*Try it:*
Some lines hold the string "Islas". Copy all of them from the material that follows.

*Supplied material:*
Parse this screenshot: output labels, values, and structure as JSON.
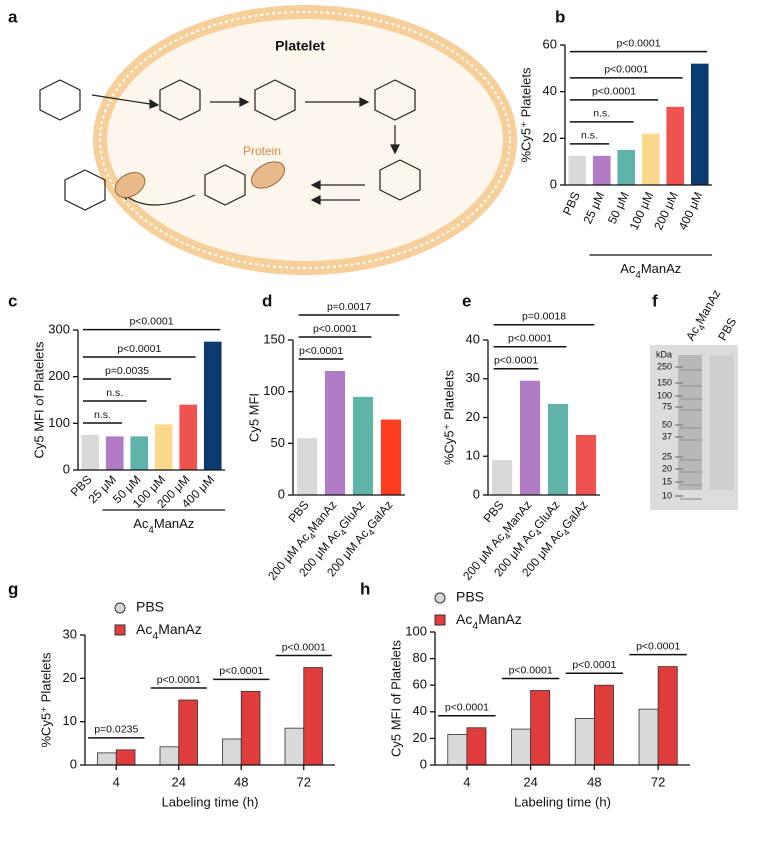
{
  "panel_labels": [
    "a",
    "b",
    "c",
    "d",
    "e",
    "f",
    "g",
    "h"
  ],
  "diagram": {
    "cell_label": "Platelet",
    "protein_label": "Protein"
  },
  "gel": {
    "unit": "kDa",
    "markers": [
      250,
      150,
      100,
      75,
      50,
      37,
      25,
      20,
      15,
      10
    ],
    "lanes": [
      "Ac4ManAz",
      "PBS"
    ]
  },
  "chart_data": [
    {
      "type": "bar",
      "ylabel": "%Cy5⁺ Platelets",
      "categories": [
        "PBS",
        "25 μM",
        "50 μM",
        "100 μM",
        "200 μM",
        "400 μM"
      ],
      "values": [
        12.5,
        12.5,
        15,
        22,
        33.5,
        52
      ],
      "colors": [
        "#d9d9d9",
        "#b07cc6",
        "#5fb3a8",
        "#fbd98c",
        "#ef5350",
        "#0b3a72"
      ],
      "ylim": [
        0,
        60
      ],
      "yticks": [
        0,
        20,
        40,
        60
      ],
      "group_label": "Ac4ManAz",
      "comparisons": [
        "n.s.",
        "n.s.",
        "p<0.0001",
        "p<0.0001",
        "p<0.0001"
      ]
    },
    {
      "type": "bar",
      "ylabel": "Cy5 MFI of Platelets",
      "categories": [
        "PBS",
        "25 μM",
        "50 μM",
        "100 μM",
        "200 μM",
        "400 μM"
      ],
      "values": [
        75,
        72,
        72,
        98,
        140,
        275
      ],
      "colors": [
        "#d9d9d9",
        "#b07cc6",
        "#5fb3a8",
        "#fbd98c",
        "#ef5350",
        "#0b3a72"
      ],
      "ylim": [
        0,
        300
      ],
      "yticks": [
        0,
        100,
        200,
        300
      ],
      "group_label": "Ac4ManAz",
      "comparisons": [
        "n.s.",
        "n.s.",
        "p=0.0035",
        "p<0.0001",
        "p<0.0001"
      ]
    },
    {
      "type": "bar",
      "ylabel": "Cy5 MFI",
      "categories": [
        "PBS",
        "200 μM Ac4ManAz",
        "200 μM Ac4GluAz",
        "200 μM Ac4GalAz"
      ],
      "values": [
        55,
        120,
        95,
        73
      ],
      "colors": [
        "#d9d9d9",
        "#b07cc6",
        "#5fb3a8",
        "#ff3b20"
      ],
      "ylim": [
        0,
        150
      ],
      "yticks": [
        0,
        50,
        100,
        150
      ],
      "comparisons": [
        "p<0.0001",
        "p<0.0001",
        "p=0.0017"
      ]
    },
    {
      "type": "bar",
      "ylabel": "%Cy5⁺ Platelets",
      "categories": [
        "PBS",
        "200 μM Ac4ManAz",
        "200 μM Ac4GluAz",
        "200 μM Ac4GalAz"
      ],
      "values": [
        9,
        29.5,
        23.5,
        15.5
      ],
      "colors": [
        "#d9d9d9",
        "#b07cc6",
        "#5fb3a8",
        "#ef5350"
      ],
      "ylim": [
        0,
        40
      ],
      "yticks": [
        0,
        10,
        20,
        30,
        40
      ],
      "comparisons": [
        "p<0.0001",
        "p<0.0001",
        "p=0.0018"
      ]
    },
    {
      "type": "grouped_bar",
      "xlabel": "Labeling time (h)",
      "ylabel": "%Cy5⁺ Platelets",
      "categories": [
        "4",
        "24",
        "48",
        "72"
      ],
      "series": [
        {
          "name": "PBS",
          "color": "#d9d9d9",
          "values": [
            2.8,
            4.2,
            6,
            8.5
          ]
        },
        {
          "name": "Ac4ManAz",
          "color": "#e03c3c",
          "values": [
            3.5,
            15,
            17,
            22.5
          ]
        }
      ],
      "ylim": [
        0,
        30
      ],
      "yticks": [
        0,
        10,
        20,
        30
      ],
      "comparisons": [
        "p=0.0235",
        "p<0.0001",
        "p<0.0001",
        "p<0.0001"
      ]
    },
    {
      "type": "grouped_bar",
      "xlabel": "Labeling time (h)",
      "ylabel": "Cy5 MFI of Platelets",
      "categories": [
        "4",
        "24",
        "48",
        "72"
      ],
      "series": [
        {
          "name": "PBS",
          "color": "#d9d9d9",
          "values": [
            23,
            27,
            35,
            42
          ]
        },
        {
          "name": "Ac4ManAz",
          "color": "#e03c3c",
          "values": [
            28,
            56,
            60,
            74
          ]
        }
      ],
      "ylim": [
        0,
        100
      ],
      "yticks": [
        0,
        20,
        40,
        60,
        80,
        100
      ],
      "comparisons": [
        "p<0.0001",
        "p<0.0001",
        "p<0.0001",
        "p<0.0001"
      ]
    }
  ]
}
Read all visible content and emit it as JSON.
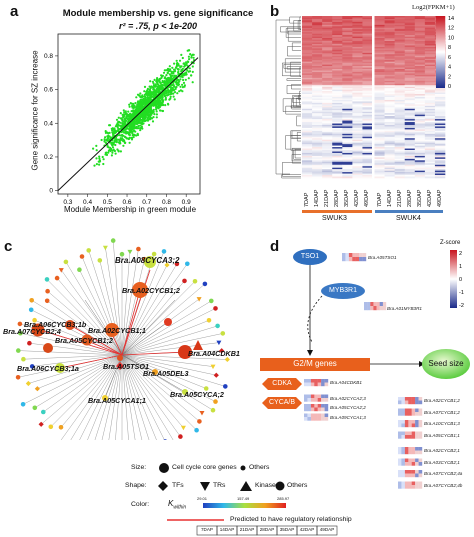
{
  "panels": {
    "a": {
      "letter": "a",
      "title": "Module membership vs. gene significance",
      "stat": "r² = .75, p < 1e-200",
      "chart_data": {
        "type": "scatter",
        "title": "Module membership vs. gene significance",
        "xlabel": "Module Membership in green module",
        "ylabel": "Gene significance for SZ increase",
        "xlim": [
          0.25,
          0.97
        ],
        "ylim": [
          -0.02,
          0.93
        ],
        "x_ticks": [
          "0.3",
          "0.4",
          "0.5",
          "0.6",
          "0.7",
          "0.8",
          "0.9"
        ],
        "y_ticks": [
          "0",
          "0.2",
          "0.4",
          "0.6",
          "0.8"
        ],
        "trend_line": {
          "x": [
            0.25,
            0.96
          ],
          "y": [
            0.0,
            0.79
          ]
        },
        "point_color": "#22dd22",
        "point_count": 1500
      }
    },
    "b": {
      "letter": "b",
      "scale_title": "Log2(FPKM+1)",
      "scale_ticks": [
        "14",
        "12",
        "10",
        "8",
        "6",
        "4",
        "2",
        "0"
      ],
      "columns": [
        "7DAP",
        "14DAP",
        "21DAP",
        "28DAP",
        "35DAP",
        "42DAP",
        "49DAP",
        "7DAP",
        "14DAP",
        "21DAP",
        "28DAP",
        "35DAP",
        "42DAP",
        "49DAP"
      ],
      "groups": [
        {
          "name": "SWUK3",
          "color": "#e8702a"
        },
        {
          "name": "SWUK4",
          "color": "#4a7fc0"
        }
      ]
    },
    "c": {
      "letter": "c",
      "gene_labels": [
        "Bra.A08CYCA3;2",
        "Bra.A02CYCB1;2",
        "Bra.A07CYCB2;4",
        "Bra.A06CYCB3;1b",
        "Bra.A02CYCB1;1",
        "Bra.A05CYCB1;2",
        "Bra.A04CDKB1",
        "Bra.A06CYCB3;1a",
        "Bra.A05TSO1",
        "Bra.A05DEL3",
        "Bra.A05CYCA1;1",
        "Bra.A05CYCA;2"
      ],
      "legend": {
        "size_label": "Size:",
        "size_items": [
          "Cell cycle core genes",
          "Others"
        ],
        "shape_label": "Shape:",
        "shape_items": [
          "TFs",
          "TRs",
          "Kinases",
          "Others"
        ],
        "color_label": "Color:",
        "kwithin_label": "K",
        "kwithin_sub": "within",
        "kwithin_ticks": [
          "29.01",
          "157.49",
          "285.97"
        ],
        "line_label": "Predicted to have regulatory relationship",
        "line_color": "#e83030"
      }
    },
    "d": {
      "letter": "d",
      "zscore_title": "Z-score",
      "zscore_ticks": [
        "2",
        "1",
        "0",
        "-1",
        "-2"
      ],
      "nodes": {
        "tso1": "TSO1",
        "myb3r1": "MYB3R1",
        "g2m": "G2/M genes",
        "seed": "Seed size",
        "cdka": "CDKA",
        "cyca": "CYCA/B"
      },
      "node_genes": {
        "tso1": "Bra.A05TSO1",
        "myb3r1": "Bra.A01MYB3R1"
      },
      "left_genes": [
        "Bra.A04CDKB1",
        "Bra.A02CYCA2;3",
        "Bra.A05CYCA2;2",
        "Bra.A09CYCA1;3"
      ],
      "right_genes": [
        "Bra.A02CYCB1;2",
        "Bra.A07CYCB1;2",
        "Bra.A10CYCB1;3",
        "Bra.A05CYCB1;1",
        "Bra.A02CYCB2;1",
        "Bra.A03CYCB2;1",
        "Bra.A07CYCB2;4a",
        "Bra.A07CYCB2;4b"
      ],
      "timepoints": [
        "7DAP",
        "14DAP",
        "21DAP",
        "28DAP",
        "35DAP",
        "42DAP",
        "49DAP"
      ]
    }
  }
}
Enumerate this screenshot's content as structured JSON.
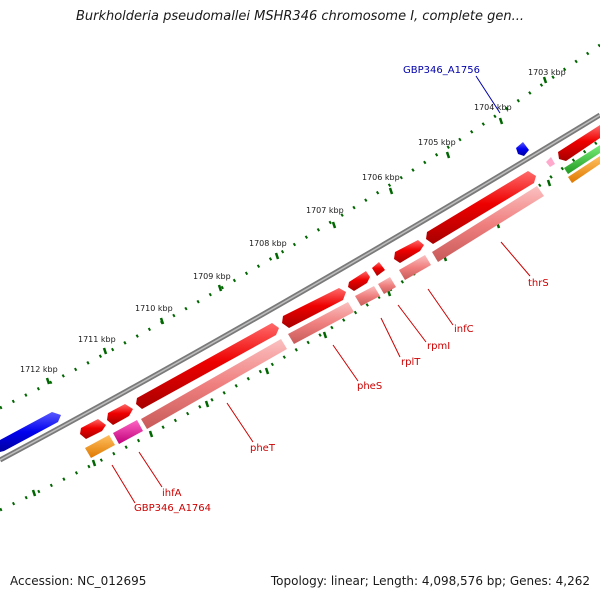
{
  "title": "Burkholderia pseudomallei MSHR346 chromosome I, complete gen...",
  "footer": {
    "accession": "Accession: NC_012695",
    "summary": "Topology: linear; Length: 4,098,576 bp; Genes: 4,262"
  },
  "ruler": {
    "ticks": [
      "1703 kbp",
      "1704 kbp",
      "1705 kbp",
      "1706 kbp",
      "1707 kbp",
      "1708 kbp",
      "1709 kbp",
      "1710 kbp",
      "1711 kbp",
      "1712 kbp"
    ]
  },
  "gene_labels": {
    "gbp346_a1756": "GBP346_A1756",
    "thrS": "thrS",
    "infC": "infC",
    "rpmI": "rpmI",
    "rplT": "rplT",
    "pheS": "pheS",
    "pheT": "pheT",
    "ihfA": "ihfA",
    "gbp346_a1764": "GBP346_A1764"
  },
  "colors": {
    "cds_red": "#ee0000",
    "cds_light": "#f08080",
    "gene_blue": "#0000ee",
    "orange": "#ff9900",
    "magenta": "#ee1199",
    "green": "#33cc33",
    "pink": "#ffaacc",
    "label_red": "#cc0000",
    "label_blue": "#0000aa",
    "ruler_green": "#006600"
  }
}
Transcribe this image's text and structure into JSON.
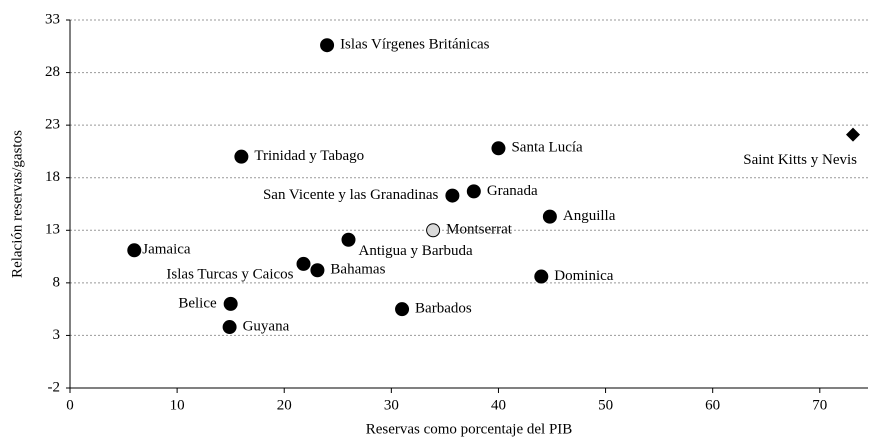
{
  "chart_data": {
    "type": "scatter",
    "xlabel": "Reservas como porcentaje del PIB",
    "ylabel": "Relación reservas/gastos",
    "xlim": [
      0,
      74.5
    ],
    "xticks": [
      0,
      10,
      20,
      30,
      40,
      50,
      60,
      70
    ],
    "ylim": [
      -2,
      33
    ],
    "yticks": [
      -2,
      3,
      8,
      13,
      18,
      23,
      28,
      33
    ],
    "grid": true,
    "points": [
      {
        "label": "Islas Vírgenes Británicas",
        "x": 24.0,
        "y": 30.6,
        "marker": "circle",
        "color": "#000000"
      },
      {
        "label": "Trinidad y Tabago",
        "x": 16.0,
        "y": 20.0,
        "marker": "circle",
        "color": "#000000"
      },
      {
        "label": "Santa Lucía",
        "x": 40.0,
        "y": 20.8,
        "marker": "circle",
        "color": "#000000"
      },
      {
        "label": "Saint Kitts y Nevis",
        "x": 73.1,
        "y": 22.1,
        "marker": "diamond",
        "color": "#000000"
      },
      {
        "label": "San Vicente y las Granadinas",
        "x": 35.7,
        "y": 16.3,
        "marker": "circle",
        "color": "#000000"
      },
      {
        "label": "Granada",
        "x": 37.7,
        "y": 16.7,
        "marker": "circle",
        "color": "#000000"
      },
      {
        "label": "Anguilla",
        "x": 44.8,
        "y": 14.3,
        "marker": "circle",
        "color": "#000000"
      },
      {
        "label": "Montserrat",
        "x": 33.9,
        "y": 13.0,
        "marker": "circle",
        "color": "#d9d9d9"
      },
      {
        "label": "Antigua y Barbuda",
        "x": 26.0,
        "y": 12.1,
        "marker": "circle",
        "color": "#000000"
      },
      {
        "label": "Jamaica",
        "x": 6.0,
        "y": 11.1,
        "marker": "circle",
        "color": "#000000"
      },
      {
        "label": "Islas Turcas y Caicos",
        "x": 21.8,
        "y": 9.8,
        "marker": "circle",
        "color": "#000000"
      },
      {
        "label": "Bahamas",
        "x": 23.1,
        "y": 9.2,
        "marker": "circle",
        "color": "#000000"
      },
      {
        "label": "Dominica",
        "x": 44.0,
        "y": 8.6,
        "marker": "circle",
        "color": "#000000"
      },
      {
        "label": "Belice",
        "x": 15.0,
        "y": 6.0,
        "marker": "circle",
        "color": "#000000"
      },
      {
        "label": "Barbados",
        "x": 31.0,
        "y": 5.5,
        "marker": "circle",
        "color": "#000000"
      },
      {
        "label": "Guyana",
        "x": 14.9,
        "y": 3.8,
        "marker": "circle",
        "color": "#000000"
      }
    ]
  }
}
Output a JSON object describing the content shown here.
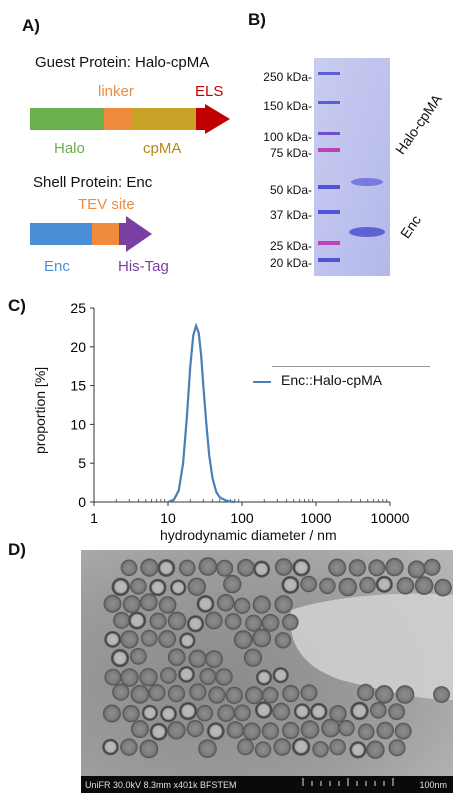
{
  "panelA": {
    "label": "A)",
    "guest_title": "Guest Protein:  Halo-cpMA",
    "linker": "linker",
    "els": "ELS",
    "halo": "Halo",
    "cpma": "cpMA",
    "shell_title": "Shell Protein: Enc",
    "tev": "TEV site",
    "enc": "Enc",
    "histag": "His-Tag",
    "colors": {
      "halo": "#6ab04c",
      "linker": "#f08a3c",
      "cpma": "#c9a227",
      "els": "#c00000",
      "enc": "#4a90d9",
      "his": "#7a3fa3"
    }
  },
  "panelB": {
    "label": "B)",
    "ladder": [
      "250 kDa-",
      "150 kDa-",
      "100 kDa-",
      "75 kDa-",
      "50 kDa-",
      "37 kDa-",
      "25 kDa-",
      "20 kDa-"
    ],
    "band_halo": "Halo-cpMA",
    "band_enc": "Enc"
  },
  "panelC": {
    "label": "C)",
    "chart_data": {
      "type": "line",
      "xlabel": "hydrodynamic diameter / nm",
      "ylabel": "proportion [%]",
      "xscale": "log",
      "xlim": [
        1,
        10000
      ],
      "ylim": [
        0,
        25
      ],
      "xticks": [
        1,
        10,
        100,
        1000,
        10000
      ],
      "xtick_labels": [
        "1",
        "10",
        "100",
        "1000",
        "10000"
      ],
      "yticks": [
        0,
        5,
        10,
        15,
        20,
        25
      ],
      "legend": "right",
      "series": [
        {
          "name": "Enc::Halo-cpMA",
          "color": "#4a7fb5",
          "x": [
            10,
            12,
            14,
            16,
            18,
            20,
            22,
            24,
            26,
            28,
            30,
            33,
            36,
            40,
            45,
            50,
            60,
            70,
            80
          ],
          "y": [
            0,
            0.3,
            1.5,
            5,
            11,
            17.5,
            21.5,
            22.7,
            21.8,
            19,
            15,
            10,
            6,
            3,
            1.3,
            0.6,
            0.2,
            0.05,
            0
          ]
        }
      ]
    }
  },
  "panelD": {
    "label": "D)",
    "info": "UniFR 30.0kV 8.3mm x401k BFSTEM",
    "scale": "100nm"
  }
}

*Written reply:*
        "label": "Islas Vírgenes Británicas",
        "label": "Islas Turcas y Caicos",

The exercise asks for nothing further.